:: 与えられた課題 ::
下に示すラウリー展についての文章のうち、「その代わりと言っては難だけど」から「回はそれを取り上げてみます。」までを、両端の語句も含めて一字一句違えずに繰り返してください。

:: 選ばれた抜粋 ::
__________________________________________________
ラウリー展と、彼に影響を与えた画家。(1)
現在ロンドンのテートブリテンでは、『Lowry and the Painting of Modern Life』という、ラウリーの回顧展が開催されている。(10/20迄)
これ、もっと早い時期に知っていたら、ロンドンまで観に行ってたかも。残念ながら知ったのは最近の話なので、潔く行くのは諦めました。
渡英するのを諦めた大きな理由は、マンチェスターのThe Lowryで同時開催している『Unseen Lowry: Paintings and Drawings from LS Lowry’s Home』という企画展が9/29迄だったからです。寧ろこちらを観たかった!
その代わりと言っては難だけど、テートのサイトを見たら、展覧会の音声ガイドとしても利用出来るアプリがリリースされているので、それを入手して、行った気分だけでも味わう事にしました。
解説を聴いてみたら、Lowryは“ラウリー”の方が発音に近いと思ったので、これからはラウリー表記で行きます。
展覧会には、ラウリーに影響を与えた画家の作品も参考展示されているようです。
そこで紹介されている作品に、意外なまでに心惹かれるものがあったので、今回はそれを取り上げてみます。
__________________________________________________
:: 与えられた記録 ::
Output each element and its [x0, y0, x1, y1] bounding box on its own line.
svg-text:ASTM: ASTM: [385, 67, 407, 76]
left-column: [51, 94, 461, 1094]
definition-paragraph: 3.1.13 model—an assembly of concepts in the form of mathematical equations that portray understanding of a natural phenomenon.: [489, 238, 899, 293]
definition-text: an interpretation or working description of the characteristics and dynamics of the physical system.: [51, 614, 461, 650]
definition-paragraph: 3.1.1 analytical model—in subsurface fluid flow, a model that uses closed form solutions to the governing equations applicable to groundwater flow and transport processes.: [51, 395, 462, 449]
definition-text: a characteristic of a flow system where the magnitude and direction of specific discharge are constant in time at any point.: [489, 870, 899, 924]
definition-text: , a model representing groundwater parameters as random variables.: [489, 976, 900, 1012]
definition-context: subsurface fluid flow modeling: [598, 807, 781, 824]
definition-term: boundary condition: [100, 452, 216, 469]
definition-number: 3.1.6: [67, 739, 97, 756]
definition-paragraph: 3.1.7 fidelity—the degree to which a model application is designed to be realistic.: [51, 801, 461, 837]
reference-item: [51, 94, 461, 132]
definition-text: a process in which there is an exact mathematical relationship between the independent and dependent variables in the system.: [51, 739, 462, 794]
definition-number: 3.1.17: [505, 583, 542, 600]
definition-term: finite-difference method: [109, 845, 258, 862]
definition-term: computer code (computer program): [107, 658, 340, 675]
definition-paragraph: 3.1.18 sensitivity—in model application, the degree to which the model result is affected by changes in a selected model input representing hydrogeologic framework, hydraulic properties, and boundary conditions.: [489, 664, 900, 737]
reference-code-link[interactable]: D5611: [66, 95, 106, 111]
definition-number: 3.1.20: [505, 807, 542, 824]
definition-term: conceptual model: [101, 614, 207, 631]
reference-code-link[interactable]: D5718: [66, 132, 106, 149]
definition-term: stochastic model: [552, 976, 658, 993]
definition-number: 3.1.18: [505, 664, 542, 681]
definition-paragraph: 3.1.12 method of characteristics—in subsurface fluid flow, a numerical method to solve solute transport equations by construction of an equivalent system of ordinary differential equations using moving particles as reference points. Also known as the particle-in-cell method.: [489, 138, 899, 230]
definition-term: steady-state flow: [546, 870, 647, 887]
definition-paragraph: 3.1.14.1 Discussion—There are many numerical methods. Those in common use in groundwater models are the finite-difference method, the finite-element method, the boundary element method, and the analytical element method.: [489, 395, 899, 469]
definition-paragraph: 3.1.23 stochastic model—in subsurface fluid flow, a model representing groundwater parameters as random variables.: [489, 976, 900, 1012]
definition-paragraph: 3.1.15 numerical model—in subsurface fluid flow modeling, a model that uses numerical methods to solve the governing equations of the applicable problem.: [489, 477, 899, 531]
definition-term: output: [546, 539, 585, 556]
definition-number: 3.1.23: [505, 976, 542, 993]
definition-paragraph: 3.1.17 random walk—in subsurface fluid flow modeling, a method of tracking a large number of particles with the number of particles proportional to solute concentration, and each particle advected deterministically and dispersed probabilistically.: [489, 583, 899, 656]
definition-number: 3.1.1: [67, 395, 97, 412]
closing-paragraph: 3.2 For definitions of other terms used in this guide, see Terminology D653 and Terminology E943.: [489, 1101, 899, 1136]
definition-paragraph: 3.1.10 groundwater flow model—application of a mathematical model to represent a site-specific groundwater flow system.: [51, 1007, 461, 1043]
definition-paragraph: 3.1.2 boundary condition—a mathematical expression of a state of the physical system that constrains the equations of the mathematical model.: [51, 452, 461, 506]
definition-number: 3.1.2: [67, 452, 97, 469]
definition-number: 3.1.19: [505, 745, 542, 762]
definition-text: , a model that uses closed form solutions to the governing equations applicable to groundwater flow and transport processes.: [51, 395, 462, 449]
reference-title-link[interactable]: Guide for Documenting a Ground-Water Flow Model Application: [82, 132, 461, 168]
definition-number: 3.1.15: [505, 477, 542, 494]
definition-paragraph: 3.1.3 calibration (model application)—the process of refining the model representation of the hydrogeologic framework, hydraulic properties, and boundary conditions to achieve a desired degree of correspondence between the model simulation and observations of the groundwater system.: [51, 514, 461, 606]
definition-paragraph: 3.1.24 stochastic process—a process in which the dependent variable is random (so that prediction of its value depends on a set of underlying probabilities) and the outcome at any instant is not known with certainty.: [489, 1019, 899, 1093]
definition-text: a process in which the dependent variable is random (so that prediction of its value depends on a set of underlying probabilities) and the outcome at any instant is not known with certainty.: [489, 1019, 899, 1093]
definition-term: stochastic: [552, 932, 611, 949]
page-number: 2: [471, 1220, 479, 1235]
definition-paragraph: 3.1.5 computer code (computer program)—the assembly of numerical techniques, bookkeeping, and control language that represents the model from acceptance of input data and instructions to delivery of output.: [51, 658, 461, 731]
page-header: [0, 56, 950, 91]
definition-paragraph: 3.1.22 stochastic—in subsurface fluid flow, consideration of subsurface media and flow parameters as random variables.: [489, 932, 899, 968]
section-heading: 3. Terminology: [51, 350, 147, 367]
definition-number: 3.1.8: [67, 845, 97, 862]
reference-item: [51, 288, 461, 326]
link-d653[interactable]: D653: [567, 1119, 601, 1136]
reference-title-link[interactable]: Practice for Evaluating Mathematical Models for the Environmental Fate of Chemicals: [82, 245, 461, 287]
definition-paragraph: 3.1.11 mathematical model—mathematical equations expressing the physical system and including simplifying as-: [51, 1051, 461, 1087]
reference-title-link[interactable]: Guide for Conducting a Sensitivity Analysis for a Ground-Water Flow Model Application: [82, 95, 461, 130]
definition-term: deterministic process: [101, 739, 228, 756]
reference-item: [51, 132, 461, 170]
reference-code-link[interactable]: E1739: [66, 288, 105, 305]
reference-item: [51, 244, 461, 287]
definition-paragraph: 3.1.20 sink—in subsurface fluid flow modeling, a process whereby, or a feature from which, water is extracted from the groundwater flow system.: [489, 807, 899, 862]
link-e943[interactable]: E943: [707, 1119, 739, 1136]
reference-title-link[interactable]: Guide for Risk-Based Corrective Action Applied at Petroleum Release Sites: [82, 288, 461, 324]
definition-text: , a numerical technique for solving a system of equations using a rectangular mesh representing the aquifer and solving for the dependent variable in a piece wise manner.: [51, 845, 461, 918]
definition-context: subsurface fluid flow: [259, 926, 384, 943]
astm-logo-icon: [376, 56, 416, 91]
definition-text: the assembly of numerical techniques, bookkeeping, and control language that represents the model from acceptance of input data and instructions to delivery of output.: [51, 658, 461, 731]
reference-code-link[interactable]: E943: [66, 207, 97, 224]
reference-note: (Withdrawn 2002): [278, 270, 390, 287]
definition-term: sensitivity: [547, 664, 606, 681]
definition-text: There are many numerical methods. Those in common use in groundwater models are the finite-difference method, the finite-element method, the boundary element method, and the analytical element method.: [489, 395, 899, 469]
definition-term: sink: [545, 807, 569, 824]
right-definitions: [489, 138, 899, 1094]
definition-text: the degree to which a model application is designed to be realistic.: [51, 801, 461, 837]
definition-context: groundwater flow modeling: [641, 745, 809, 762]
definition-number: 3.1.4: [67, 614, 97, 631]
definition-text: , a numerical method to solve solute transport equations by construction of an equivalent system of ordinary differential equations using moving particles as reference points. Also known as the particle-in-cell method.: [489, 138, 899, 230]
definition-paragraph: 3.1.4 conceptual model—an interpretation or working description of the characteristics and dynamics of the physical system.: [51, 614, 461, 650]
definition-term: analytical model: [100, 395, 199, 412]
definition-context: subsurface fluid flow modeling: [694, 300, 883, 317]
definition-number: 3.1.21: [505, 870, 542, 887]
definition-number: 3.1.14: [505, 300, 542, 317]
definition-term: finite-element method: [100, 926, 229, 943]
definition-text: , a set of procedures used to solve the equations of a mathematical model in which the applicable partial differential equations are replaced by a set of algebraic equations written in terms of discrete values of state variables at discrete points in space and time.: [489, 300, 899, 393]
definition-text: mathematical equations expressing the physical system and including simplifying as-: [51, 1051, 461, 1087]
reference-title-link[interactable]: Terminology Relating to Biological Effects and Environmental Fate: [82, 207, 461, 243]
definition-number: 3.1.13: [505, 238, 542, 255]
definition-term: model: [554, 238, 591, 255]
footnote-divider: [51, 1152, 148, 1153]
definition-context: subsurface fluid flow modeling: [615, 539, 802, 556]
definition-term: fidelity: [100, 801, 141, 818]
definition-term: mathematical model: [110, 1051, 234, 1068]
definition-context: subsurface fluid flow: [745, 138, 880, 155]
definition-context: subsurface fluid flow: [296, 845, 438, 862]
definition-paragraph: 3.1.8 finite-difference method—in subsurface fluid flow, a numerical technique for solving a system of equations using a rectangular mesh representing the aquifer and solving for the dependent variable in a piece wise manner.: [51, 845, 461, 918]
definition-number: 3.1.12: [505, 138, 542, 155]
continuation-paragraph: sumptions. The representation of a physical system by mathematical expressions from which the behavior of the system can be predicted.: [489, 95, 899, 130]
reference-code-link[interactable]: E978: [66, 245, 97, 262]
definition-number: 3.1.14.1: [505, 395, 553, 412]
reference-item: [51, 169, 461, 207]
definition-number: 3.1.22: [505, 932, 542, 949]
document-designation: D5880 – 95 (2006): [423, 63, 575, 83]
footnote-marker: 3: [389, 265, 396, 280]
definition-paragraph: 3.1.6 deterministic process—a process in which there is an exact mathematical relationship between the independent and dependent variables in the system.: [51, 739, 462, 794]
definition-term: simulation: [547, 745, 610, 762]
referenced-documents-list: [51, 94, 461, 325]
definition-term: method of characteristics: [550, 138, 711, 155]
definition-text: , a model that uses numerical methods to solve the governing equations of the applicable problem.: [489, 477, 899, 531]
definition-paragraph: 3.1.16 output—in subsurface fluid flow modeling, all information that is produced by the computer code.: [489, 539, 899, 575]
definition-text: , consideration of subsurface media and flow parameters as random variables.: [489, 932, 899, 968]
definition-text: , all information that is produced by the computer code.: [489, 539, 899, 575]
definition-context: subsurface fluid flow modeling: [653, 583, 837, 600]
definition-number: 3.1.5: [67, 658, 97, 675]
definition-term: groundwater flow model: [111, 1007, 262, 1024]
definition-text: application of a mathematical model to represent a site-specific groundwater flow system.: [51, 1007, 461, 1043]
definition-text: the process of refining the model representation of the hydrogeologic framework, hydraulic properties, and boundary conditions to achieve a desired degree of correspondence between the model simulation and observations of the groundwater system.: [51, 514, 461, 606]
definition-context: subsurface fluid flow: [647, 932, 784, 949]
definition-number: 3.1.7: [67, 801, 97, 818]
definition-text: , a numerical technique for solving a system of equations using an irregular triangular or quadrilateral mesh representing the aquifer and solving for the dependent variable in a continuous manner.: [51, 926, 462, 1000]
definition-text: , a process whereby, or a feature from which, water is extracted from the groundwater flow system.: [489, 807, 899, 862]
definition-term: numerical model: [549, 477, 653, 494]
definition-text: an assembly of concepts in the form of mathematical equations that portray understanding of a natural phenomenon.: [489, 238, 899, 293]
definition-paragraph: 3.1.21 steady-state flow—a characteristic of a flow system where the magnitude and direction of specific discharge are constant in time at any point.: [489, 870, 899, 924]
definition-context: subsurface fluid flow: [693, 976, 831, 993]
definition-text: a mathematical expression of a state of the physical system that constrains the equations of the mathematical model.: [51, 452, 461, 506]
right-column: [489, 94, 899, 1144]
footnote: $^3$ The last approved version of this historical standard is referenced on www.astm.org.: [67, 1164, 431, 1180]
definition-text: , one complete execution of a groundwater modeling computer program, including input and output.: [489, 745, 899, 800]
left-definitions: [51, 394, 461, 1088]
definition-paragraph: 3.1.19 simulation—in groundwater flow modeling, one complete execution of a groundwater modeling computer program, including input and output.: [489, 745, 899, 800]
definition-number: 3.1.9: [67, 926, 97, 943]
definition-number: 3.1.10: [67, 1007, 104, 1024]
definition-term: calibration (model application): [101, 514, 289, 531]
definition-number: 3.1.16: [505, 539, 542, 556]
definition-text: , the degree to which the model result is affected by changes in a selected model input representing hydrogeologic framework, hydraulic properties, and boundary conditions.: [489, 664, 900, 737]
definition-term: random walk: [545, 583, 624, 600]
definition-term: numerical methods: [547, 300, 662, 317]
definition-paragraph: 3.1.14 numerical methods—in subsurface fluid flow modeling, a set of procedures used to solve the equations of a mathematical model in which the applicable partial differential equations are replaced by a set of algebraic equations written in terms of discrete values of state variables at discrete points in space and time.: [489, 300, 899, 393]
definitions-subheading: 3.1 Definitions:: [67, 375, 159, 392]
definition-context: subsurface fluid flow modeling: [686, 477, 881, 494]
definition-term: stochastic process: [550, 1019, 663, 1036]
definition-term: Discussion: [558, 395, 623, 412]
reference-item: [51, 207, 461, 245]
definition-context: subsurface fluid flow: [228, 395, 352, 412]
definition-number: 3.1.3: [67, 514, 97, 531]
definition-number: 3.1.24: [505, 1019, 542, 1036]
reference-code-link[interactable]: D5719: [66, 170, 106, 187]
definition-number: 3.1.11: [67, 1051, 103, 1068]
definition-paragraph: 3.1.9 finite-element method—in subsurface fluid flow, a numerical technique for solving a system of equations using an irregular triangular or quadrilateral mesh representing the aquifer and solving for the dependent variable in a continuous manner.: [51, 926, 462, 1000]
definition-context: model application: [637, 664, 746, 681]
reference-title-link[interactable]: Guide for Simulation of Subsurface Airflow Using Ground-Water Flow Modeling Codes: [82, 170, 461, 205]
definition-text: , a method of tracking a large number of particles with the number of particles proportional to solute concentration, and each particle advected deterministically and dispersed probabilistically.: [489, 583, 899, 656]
__________________________________________________
:: 課題への回答 ::
その代わりと言っては難だけど、テートのサイトを見たら、展覧会の音声ガイドとしても利用出来るアプリがリリースされているので、それを入手して、行った気分だけでも味わう事にしました。
解説を聴いてみたら、Lowryは“ラウリー”の方が発音に近いと思ったので、これからはラウリー表記で行きます。
展覧会には、ラウリーに影響を与えた画家の作品も参考展示されているようです。
そこで紹介されている作品に、意外なまでに心惹かれるものがあったので、今回はそれを取り上げてみます。